*WORK TO DO*
Find and return each line containing "this".

— Start EXTRACTED INFORMATION —

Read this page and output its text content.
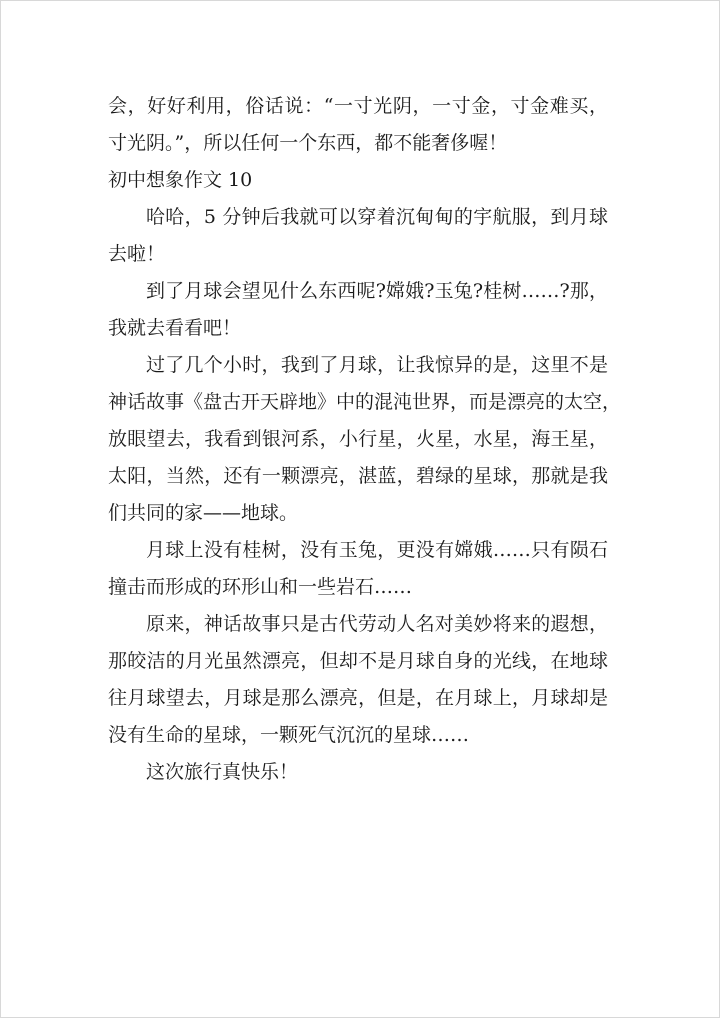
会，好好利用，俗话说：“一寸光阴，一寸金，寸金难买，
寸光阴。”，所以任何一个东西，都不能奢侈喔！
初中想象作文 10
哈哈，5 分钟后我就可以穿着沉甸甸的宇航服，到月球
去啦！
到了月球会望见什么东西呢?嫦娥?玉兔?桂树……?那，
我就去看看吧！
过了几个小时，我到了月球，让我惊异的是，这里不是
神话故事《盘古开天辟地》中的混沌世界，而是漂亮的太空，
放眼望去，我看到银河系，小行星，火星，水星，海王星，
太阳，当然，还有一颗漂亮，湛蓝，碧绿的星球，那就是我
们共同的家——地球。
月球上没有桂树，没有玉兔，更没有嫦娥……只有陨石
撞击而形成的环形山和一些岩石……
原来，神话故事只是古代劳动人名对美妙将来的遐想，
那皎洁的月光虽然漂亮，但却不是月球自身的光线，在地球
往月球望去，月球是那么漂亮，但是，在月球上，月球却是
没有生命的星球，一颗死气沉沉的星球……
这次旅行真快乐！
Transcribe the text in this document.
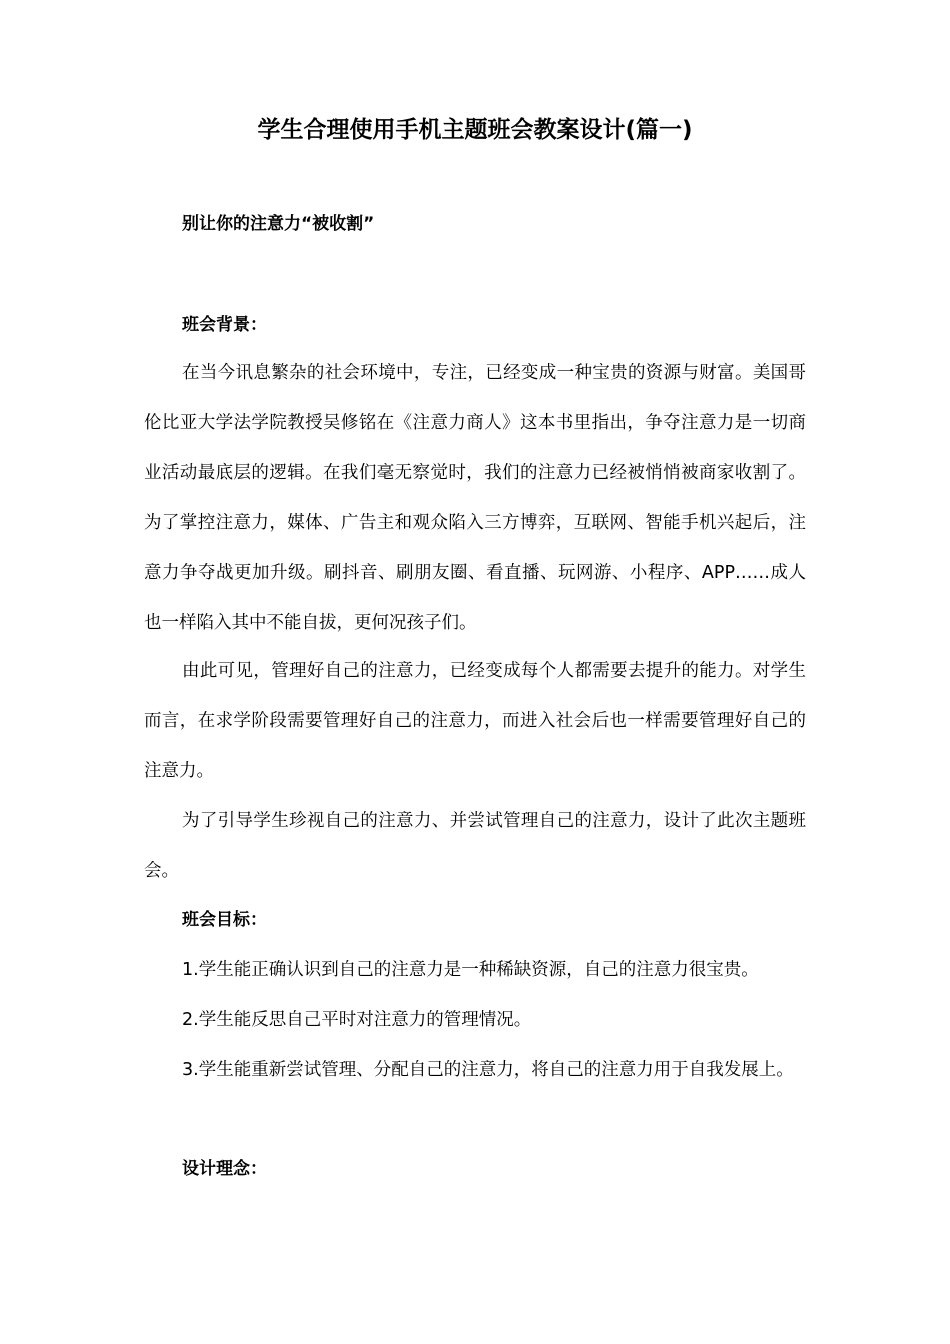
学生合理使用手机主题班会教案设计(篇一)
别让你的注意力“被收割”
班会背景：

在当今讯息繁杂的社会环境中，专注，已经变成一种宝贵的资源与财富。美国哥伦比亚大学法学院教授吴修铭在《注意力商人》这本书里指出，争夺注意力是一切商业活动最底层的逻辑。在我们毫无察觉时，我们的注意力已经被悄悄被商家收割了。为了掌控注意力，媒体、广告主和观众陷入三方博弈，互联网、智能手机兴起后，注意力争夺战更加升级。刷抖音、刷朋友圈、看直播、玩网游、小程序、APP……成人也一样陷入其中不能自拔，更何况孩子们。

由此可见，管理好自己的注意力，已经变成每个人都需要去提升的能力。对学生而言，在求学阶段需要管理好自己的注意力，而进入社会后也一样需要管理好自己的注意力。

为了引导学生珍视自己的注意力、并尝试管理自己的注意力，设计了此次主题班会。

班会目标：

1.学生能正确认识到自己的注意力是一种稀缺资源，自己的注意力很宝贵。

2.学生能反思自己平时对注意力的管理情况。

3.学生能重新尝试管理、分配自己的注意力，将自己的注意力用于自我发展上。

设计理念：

— End EXTRACTED INFORMATION —

*WRITTEN ANSWER*
Read this page and output its text content.
Transcribe the text in this document.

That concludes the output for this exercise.